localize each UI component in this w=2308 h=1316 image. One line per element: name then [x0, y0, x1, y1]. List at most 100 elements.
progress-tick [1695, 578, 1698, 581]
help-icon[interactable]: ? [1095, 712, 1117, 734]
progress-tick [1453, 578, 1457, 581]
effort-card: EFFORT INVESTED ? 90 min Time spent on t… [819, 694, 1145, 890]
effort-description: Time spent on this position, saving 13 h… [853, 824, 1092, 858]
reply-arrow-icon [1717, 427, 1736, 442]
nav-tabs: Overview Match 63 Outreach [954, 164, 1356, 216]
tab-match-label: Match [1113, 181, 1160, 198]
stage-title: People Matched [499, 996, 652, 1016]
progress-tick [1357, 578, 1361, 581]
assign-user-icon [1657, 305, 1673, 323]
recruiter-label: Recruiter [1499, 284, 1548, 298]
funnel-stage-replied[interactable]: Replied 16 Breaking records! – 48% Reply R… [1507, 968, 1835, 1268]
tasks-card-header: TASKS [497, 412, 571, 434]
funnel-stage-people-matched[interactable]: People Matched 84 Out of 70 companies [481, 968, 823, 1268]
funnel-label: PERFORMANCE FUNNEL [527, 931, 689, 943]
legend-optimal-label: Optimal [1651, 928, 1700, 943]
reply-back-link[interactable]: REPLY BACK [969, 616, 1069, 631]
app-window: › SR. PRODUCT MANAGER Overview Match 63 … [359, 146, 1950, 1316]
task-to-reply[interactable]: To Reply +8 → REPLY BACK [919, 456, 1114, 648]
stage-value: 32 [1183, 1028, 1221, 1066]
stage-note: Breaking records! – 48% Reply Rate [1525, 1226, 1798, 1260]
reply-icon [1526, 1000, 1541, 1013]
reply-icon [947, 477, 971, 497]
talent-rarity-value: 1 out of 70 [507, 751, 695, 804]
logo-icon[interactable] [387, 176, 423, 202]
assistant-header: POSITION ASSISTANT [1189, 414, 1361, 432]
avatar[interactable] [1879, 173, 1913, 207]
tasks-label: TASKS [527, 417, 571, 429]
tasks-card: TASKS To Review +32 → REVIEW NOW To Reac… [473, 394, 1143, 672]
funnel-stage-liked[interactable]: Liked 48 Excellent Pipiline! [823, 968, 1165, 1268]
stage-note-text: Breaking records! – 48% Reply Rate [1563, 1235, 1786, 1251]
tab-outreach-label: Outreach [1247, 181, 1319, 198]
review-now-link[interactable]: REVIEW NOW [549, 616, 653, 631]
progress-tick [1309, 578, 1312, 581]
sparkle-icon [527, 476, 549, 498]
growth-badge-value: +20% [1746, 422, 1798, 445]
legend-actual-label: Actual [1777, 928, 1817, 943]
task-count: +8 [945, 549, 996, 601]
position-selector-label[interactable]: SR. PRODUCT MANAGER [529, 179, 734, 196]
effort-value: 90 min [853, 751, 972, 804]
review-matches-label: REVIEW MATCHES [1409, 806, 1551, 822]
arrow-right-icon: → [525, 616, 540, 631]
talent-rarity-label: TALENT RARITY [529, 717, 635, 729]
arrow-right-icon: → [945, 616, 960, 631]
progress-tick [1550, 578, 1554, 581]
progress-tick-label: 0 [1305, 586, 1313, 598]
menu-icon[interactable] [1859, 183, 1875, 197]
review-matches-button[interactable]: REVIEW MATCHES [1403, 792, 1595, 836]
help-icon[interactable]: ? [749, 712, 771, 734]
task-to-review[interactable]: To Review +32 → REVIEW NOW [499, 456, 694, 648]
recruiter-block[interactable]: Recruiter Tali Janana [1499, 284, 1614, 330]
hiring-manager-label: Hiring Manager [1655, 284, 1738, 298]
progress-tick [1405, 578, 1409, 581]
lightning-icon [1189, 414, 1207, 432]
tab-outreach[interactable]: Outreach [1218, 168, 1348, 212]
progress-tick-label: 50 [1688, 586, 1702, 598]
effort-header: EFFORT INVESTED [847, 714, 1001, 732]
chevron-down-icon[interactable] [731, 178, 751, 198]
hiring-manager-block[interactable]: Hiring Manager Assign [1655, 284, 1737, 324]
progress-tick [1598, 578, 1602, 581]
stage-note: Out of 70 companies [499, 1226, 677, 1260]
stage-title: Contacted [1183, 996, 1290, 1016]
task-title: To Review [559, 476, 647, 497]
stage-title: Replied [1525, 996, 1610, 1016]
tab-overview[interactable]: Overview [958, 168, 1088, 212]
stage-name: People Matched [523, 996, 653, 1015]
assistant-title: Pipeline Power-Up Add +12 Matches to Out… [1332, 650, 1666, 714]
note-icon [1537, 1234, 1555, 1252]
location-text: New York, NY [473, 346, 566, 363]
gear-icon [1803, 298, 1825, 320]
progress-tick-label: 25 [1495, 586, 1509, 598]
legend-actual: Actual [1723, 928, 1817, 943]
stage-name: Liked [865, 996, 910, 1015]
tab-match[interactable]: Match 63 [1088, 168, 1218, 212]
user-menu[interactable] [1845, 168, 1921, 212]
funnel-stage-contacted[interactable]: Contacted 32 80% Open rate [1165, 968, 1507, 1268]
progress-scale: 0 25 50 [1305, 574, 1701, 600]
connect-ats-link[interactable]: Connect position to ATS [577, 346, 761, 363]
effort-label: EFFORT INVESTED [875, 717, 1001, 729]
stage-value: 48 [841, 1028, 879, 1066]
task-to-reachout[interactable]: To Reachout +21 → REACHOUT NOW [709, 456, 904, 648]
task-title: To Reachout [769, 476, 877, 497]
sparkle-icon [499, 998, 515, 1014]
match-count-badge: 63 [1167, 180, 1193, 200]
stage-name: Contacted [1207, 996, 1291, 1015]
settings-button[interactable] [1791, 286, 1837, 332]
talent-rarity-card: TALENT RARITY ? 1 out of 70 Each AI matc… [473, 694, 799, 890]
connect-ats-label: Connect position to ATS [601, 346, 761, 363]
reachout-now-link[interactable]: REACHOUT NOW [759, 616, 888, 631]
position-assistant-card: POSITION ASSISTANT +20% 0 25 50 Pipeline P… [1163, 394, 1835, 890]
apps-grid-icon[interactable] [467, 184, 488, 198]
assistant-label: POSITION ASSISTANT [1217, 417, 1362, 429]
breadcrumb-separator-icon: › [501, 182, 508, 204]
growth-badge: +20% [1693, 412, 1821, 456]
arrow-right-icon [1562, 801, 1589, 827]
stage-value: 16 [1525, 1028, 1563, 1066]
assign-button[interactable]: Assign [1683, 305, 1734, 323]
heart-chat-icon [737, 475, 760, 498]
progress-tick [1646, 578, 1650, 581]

Aim of the task: Update all of the rows above, replacing each occurrence of "progress-tick" with "progress-marker" and leaving everything else unchanged.

Solution to the problem:
localize each UI component in this w=2308 h=1316 image. One line per element: name then [x0, y0, x1, y1]. List at most 100 elements.
progress-marker [1695, 578, 1698, 581]
help-icon[interactable]: ? [1095, 712, 1117, 734]
progress-marker [1453, 578, 1457, 581]
effort-card: EFFORT INVESTED ? 90 min Time spent on t… [819, 694, 1145, 890]
effort-description: Time spent on this position, saving 13 h… [853, 824, 1092, 858]
reply-arrow-icon [1717, 427, 1736, 442]
nav-tabs: Overview Match 63 Outreach [954, 164, 1356, 216]
tab-match-label: Match [1113, 181, 1160, 198]
stage-title: People Matched [499, 996, 652, 1016]
progress-marker [1357, 578, 1361, 581]
assign-user-icon [1657, 305, 1673, 323]
recruiter-label: Recruiter [1499, 284, 1548, 298]
funnel-stage-replied[interactable]: Replied 16 Breaking records! – 48% Reply R… [1507, 968, 1835, 1268]
tasks-card-header: TASKS [497, 412, 571, 434]
funnel-stage-people-matched[interactable]: People Matched 84 Out of 70 companies [481, 968, 823, 1268]
funnel-label: PERFORMANCE FUNNEL [527, 931, 689, 943]
legend-optimal-label: Optimal [1651, 928, 1700, 943]
reply-back-link[interactable]: REPLY BACK [969, 616, 1069, 631]
app-window: › SR. PRODUCT MANAGER Overview Match 63 … [359, 146, 1950, 1316]
task-to-reply[interactable]: To Reply +8 → REPLY BACK [919, 456, 1114, 648]
stage-value: 32 [1183, 1028, 1221, 1066]
stage-note: Breaking records! – 48% Reply Rate [1525, 1226, 1798, 1260]
reply-icon [1526, 1000, 1541, 1013]
reply-icon [947, 477, 971, 497]
talent-rarity-value: 1 out of 70 [507, 751, 695, 804]
logo-icon[interactable] [387, 176, 423, 202]
assistant-header: POSITION ASSISTANT [1189, 414, 1361, 432]
avatar[interactable] [1879, 173, 1913, 207]
tasks-label: TASKS [527, 417, 571, 429]
tasks-card: TASKS To Review +32 → REVIEW NOW To Reac… [473, 394, 1143, 672]
funnel-stage-liked[interactable]: Liked 48 Excellent Pipiline! [823, 968, 1165, 1268]
stage-note-text: Breaking records! – 48% Reply Rate [1563, 1235, 1786, 1251]
tab-outreach-label: Outreach [1247, 181, 1319, 198]
review-now-link[interactable]: REVIEW NOW [549, 616, 653, 631]
progress-marker [1309, 578, 1312, 581]
sparkle-icon [527, 476, 549, 498]
growth-badge-value: +20% [1746, 422, 1798, 445]
legend-actual-label: Actual [1777, 928, 1817, 943]
task-count: +8 [945, 549, 996, 601]
position-selector-label[interactable]: SR. PRODUCT MANAGER [529, 179, 734, 196]
effort-value: 90 min [853, 751, 972, 804]
review-matches-label: REVIEW MATCHES [1409, 806, 1551, 822]
arrow-right-icon: → [525, 616, 540, 631]
talent-rarity-label: TALENT RARITY [529, 717, 635, 729]
arrow-right-icon: → [945, 616, 960, 631]
progress-marker [1550, 578, 1554, 581]
progress-marker-label: 0 [1305, 586, 1313, 598]
menu-icon[interactable] [1859, 183, 1875, 197]
review-matches-button[interactable]: REVIEW MATCHES [1403, 792, 1595, 836]
help-icon[interactable]: ? [749, 712, 771, 734]
task-to-review[interactable]: To Review +32 → REVIEW NOW [499, 456, 694, 648]
recruiter-block[interactable]: Recruiter Tali Janana [1499, 284, 1614, 330]
hiring-manager-label: Hiring Manager [1655, 284, 1738, 298]
progress-marker [1405, 578, 1409, 581]
lightning-icon [1189, 414, 1207, 432]
tab-outreach[interactable]: Outreach [1218, 168, 1348, 212]
progress-marker-label: 50 [1688, 586, 1702, 598]
effort-header: EFFORT INVESTED [847, 714, 1001, 732]
chevron-down-icon[interactable] [731, 178, 751, 198]
hiring-manager-block[interactable]: Hiring Manager Assign [1655, 284, 1737, 324]
progress-marker [1598, 578, 1602, 581]
stage-note: Out of 70 companies [499, 1226, 677, 1260]
stage-title: Contacted [1183, 996, 1290, 1016]
task-title: To Review [559, 476, 647, 497]
stage-title: Replied [1525, 996, 1610, 1016]
tab-overview[interactable]: Overview [958, 168, 1088, 212]
stage-name: People Matched [523, 996, 653, 1015]
assistant-title: Pipeline Power-Up Add +12 Matches to Out… [1332, 650, 1666, 714]
note-icon [1537, 1234, 1555, 1252]
location-text: New York, NY [473, 346, 566, 363]
gear-icon [1803, 298, 1825, 320]
progress-marker-label: 25 [1495, 586, 1509, 598]
legend-actual: Actual [1723, 928, 1817, 943]
stage-name: Liked [865, 996, 910, 1015]
tab-match[interactable]: Match 63 [1088, 168, 1218, 212]
user-menu[interactable] [1845, 168, 1921, 212]
funnel-stage-contacted[interactable]: Contacted 32 80% Open rate [1165, 968, 1507, 1268]
progress-scale: 0 25 50 [1305, 574, 1701, 600]
connect-ats-link[interactable]: Connect position to ATS [577, 346, 761, 363]
effort-label: EFFORT INVESTED [875, 717, 1001, 729]
stage-value: 48 [841, 1028, 879, 1066]
task-to-reachout[interactable]: To Reachout +21 → REACHOUT NOW [709, 456, 904, 648]
task-title: To Reachout [769, 476, 877, 497]
sparkle-icon [499, 998, 515, 1014]
match-count-badge: 63 [1167, 180, 1193, 200]
stage-name: Contacted [1207, 996, 1291, 1015]
settings-button[interactable] [1791, 286, 1837, 332]
talent-rarity-card: TALENT RARITY ? 1 out of 70 Each AI matc… [473, 694, 799, 890]
connect-ats-label: Connect position to ATS [601, 346, 761, 363]
reachout-now-link[interactable]: REACHOUT NOW [759, 616, 888, 631]
position-assistant-card: POSITION ASSISTANT +20% 0 25 50 Pipeline P… [1163, 394, 1835, 890]
apps-grid-icon[interactable] [467, 184, 488, 198]
assistant-label: POSITION ASSISTANT [1217, 417, 1362, 429]
breadcrumb-separator-icon: › [501, 182, 508, 204]
growth-badge: +20% [1693, 412, 1821, 456]
arrow-right-icon [1562, 801, 1589, 827]
stage-value: 16 [1525, 1028, 1563, 1066]
assign-button[interactable]: Assign [1683, 305, 1734, 323]
heart-chat-icon [737, 475, 760, 498]
progress-marker [1646, 578, 1650, 581]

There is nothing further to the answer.